* _WHAT TO PRODUCE_
Reproduce the material from its beginning up to and including the line containing "The D.C. sources 146 is at (57, 137).", replacing "schematic diagrams" with "circuit diagrams" and leaving everything else unchanged.
=====
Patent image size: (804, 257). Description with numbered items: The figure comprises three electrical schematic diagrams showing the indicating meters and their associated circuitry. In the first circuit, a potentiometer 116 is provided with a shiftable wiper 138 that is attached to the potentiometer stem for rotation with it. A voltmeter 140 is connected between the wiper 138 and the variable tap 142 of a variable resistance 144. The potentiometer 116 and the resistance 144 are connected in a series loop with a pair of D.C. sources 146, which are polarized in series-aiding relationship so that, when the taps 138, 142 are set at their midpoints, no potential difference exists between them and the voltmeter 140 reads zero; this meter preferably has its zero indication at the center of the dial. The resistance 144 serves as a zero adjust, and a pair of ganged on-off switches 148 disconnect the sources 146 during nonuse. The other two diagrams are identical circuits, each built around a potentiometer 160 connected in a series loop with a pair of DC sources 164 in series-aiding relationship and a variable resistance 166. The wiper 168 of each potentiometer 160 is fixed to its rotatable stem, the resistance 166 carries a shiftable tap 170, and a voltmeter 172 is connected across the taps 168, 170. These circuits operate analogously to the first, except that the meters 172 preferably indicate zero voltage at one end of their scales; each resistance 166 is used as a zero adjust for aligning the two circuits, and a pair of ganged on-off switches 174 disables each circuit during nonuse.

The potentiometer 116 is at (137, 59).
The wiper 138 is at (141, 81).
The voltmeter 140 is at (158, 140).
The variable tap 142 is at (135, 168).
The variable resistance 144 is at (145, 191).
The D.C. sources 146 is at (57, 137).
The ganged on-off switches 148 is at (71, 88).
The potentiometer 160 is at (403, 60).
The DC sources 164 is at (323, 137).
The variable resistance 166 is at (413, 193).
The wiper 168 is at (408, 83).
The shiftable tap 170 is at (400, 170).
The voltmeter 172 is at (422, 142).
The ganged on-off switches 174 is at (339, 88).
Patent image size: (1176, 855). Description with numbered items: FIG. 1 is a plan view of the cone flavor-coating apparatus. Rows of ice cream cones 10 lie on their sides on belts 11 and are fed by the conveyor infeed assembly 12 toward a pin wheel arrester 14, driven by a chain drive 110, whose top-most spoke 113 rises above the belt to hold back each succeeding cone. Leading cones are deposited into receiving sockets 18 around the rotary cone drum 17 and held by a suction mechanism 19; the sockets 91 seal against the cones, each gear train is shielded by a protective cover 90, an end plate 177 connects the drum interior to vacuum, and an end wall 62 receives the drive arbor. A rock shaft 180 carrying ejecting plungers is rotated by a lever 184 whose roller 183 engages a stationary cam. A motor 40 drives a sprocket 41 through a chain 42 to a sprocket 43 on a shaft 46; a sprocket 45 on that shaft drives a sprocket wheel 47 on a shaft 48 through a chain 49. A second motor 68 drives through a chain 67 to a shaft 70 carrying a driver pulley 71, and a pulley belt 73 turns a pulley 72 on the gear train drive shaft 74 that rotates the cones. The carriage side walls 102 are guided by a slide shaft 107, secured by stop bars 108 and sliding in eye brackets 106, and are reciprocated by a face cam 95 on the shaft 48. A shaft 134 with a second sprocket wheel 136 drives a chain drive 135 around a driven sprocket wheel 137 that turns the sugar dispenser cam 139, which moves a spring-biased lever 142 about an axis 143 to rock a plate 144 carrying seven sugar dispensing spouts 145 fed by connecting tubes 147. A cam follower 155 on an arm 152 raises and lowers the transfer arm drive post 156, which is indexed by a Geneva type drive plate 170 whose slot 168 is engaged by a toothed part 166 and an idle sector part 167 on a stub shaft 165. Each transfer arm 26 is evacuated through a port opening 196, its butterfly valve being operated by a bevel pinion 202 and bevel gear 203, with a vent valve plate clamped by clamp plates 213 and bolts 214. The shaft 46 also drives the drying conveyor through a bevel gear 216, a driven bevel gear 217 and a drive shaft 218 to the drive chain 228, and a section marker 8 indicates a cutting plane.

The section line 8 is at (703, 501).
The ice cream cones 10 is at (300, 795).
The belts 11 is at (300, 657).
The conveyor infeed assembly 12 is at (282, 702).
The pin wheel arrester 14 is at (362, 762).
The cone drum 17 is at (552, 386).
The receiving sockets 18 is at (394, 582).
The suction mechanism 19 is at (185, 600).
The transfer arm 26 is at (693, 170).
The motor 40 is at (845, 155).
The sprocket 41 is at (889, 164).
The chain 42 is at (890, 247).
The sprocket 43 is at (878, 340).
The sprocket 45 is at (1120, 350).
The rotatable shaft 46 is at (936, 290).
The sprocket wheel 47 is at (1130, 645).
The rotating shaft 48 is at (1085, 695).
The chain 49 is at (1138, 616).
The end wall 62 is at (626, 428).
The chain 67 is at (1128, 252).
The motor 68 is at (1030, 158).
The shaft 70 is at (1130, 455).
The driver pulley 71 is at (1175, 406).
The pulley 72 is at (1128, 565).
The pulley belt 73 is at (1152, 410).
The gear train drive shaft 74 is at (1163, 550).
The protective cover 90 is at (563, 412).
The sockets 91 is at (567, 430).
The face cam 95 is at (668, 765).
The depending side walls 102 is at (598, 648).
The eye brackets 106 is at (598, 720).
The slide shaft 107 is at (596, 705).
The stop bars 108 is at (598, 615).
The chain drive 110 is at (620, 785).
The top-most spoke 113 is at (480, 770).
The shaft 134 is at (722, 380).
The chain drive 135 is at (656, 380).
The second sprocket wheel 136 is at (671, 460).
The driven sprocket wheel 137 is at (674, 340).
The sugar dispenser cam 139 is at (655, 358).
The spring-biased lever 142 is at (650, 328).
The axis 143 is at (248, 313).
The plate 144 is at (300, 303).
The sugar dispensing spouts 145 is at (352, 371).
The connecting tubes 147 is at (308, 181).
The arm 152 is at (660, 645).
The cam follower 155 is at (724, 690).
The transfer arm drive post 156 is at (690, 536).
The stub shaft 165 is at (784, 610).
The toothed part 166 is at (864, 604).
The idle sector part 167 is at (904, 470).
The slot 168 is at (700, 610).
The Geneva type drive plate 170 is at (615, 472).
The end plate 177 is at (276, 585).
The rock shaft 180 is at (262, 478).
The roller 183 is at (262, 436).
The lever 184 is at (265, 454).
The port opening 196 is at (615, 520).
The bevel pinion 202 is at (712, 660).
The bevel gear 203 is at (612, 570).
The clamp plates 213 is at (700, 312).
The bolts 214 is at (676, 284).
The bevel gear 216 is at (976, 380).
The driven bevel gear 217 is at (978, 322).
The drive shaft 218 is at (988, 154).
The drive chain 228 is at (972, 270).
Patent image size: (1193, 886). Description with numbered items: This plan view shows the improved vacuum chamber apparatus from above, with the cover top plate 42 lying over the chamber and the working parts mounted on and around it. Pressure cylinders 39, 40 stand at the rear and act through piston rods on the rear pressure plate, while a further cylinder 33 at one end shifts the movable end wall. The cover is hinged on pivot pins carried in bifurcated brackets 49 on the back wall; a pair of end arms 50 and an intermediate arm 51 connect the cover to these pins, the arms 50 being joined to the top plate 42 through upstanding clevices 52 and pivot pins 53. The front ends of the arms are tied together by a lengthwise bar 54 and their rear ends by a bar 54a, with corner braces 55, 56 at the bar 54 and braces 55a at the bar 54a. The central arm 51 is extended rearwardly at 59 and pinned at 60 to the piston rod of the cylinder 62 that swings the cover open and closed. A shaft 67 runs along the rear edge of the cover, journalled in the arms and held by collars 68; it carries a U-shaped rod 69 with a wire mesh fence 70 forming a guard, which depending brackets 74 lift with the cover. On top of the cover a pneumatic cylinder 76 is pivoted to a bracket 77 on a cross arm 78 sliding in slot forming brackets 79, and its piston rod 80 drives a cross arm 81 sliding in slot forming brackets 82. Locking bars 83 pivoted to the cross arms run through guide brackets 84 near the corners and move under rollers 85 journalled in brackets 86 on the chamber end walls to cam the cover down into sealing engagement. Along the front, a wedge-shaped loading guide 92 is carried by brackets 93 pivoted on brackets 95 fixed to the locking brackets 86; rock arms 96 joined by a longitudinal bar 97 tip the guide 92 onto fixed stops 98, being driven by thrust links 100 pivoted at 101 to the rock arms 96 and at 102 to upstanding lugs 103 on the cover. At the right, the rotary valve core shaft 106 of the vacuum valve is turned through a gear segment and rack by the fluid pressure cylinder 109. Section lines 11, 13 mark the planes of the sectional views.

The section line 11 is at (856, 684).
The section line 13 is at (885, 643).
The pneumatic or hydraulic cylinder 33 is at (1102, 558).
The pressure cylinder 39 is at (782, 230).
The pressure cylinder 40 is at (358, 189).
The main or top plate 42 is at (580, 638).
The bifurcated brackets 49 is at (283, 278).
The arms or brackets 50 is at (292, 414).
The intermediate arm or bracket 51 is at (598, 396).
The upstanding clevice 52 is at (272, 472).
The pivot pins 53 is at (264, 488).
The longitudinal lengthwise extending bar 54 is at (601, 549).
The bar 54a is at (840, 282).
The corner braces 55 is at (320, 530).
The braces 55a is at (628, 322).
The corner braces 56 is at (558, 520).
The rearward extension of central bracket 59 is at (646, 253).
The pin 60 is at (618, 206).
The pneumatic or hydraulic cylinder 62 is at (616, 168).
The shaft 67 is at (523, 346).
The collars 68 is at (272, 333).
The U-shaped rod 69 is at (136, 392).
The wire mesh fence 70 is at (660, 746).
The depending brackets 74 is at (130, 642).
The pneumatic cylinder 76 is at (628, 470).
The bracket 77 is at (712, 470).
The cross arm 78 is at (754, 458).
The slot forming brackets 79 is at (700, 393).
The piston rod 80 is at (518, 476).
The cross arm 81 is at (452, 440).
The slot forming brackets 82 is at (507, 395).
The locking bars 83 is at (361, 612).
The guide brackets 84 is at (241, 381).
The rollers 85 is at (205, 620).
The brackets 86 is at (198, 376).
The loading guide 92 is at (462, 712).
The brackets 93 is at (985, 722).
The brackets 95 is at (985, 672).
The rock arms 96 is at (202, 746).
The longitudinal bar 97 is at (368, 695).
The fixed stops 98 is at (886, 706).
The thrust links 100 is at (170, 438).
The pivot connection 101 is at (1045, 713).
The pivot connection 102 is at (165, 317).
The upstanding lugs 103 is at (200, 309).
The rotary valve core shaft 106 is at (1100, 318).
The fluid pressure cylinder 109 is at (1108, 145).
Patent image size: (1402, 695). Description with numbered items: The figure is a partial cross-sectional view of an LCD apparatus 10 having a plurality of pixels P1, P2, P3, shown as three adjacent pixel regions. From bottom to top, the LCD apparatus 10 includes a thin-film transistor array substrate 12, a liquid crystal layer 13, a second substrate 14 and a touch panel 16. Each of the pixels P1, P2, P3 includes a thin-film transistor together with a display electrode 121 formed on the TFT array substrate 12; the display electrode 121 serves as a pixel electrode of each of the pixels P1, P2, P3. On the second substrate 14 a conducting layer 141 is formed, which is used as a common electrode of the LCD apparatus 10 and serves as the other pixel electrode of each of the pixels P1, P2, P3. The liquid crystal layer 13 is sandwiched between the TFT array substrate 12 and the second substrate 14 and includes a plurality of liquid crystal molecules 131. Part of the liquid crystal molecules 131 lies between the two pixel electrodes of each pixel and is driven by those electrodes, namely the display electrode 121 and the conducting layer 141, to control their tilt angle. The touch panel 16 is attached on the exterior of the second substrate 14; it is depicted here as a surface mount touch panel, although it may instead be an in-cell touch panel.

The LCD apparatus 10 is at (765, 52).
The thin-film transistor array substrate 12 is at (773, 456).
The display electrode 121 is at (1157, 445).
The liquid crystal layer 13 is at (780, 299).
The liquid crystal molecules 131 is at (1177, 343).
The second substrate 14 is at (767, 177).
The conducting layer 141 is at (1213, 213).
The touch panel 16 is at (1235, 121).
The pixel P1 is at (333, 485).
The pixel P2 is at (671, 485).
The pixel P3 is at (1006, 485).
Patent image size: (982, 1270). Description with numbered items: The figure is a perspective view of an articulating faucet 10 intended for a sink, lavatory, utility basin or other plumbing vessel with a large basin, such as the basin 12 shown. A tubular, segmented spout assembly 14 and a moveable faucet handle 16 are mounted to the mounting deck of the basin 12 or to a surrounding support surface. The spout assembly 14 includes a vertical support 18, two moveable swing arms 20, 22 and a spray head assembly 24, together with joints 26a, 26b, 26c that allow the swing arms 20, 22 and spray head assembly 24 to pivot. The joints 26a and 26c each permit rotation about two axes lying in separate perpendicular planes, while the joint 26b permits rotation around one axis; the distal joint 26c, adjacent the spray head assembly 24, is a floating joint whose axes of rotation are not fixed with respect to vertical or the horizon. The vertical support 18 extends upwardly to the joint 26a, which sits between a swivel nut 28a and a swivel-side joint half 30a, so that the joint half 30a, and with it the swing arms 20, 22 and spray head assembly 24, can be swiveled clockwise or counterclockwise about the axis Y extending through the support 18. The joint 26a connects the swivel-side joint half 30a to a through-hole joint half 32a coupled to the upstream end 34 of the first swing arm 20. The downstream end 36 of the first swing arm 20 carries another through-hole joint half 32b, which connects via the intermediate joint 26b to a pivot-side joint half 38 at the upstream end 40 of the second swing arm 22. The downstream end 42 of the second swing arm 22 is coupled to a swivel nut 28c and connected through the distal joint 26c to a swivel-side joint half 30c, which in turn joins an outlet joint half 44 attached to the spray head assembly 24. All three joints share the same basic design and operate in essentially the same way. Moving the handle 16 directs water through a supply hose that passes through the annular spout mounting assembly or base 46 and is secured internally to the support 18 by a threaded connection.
=====
* _RESPONSE FOR THIS EXERCISE_
Patent image size: (804, 257). Description with numbered items: The figure comprises three electrical circuit diagrams showing the indicating meters and their associated circuitry. In the first circuit, a potentiometer 116 is provided with a shiftable wiper 138 that is attached to the potentiometer stem for rotation with it. A voltmeter 140 is connected between the wiper 138 and the variable tap 142 of a variable resistance 144. The potentiometer 116 and the resistance 144 are connected in a series loop with a pair of D.C. sources 146, which are polarized in series-aiding relationship so that, when the taps 138, 142 are set at their midpoints, no potential difference exists between them and the voltmeter 140 reads zero; this meter preferably has its zero indication at the center of the dial. The resistance 144 serves as a zero adjust, and a pair of ganged on-off switches 148 disconnect the sources 146 during nonuse. The other two diagrams are identical circuits, each built around a potentiometer 160 connected in a series loop with a pair of DC sources 164 in series-aiding relationship and a variable resistance 166. The wiper 168 of each potentiometer 160 is fixed to its rotatable stem, the resistance 166 carries a shiftable tap 170, and a voltmeter 172 is connected across the taps 168, 170. These circuits operate analogously to the first, except that the meters 172 preferably indicate zero voltage at one end of their scales; each resistance 166 is used as a zero adjust for aligning the two circuits, and a pair of ganged on-off switches 174 disables each circuit during nonuse.

The potentiometer 116 is at (137, 59).
The wiper 138 is at (141, 81).
The voltmeter 140 is at (158, 140).
The variable tap 142 is at (135, 168).
The variable resistance 144 is at (145, 191).
The D.C. sources 146 is at (57, 137).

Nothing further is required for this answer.